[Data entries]
########

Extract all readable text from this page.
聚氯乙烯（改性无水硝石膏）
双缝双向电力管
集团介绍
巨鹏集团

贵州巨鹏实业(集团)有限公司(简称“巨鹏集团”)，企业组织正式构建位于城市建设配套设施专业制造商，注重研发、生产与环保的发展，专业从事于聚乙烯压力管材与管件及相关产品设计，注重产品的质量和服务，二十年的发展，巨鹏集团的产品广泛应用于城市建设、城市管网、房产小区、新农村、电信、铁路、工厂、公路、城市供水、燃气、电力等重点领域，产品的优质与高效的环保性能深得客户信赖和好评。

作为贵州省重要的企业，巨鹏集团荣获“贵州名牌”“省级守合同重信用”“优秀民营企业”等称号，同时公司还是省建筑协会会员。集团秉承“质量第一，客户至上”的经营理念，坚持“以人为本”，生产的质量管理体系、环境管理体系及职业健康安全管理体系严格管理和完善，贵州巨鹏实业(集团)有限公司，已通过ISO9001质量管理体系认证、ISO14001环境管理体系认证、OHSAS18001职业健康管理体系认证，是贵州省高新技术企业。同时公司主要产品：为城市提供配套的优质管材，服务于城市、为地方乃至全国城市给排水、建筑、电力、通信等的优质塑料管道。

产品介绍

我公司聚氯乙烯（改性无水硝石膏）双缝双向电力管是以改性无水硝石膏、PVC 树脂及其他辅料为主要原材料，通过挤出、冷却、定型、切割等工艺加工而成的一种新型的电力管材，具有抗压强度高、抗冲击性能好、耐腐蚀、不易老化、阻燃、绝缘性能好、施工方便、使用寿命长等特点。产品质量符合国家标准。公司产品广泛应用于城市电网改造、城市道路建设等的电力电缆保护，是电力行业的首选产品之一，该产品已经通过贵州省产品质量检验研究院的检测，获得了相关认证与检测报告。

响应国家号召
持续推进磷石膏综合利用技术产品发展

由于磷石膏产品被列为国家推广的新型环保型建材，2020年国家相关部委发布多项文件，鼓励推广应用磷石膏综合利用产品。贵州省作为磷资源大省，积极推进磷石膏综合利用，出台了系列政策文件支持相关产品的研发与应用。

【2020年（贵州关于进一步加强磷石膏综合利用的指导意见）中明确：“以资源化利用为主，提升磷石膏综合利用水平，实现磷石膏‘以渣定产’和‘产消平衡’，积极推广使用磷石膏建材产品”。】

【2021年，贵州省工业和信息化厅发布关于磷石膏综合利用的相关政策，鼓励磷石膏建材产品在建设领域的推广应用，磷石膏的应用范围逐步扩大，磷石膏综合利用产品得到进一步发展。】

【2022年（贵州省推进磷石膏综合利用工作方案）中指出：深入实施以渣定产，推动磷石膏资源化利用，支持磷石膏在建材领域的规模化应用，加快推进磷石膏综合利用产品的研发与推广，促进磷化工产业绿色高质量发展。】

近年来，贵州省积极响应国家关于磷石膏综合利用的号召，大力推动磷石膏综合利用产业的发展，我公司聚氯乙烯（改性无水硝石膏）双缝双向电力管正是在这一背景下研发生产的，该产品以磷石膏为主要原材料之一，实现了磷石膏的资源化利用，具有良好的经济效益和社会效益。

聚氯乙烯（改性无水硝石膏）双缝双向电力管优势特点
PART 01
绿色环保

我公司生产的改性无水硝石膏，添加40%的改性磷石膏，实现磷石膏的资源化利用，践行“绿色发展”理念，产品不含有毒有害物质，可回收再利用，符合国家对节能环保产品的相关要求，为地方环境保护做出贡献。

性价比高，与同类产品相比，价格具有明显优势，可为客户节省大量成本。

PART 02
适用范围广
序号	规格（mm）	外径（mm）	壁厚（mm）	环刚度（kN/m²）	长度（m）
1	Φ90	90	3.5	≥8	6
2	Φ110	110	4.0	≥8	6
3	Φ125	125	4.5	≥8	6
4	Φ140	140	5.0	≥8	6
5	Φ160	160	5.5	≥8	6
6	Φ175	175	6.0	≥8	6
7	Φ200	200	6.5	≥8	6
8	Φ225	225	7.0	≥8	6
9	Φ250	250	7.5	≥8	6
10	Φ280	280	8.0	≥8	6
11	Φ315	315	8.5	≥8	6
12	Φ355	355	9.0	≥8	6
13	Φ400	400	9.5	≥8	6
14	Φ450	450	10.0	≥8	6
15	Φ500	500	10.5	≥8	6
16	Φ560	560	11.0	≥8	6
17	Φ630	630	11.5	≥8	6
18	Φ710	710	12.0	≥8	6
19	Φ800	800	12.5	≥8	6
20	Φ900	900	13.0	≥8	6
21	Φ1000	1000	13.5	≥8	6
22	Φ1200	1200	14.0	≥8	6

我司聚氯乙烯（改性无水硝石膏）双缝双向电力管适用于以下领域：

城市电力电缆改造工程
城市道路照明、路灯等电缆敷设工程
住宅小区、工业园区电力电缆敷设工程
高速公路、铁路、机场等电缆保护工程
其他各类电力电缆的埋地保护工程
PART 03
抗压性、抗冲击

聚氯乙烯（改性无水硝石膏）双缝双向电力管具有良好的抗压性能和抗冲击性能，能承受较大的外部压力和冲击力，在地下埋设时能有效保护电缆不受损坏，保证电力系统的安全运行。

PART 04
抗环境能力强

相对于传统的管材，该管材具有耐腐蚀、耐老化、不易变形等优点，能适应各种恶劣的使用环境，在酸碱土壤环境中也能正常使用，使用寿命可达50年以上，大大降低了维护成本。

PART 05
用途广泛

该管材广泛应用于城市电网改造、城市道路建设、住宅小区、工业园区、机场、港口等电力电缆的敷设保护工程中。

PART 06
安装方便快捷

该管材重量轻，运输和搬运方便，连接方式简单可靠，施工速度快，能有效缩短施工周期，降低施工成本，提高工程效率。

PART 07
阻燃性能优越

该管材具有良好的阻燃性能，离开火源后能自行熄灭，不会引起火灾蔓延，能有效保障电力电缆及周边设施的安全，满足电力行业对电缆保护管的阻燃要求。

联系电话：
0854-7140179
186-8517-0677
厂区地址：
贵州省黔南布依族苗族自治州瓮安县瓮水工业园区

########

> WRITTEN TASK: Copy every line above that holds the word "PART".

> RESPONSE TO THIS TASK:
PART 01
PART 02
PART 03
PART 04
PART 05
PART 06
PART 07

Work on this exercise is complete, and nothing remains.